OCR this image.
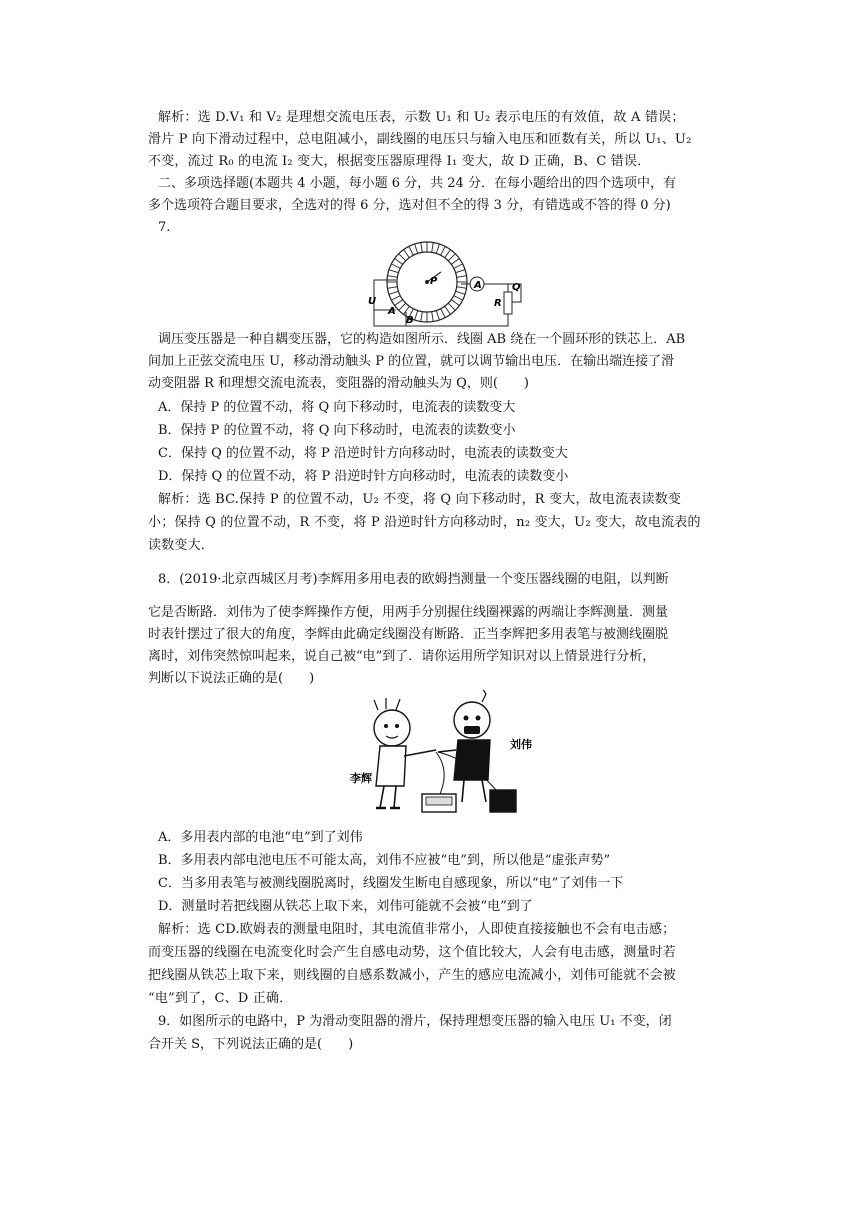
解析：选 D.V₁ 和 V₂ 是理想交流电压表，示数 U₁ 和 U₂ 表示电压的有效值，故 A 错误；
滑片 P 向下滑动过程中，总电阻减小，副线圈的电压只与输入电压和匝数有关，所以 U₁、U₂
不变，流过 R₀ 的电流 I₂ 变大，根据变压器原理得 I₁ 变大，故 D 正确，B、C 错误．
二、多项选择题(本题共 4 小题，每小题 6 分，共 24 分．在每小题给出的四个选项中，有
多个选项符合题目要求，全选对的得 6 分，选对但不全的得 3 分，有错选或不答的得 0 分)
7.
调压变压器是一种自耦变压器，它的构造如图所示．线圈 AB 绕在一个圆环形的铁芯上．AB
间加上正弦交流电压 U，移动滑动触头 P 的位置，就可以调节输出电压．在输出端连接了滑
动变阻器 R 和理想交流电流表，变阻器的滑动触头为 Q，则(　　)
A．保持 P 的位置不动，将 Q 向下移动时，电流表的读数变大
B．保持 P 的位置不动，将 Q 向下移动时，电流表的读数变小
C．保持 Q 的位置不动，将 P 沿逆时针方向移动时，电流表的读数变大
D．保持 Q 的位置不动，将 P 沿逆时针方向移动时，电流表的读数变小
解析：选 BC.保持 P 的位置不动，U₂ 不变，将 Q 向下移动时，R 变大，故电流表读数变
小；保持 Q 的位置不动，R 不变，将 P 沿逆时针方向移动时，n₂ 变大，U₂ 变大，故电流表的
读数变大．
8．(2019·北京西城区月考)李辉用多用电表的欧姆挡测量一个变压器线圈的电阻，以判断
它是否断路．刘伟为了使李辉操作方便，用两手分别握住线圈裸露的两端让李辉测量．测量
时表针摆过了很大的角度，李辉由此确定线圈没有断路．正当李辉把多用表笔与被测线圈脱
离时，刘伟突然惊叫起来，说自己被“电”到了．请你运用所学知识对以上情景进行分析，
判断以下说法正确的是(　　)
A．多用表内部的电池“电”到了刘伟
B．多用表内部电池电压不可能太高，刘伟不应被“电”到，所以他是“虚张声势”
C．当多用表笔与被测线圈脱离时，线圈发生断电自感现象，所以“电”了刘伟一下
D．测量时若把线圈从铁芯上取下来，刘伟可能就不会被“电”到了
解析：选 CD.欧姆表的测量电阻时，其电流值非常小，人即使直接接触也不会有电击感；
而变压器的线圈在电流变化时会产生自感电动势，这个值比较大，人会有电击感，测量时若
把线圈从铁芯上取下来，则线圈的自感系数减小，产生的感应电流减小，刘伟可能就不会被
“电”到了，C、D 正确．
9．如图所示的电路中，P 为滑动变阻器的滑片，保持理想变压器的输入电压 U₁ 不变，闭
合开关 S，下列说法正确的是(　　)
A
U
A
B
P
Q
R
李辉
刘伟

**STATED EXERCISE**
Find how many lines include the string "的位置不动" and report that number alone.

**THE ANSWER**
6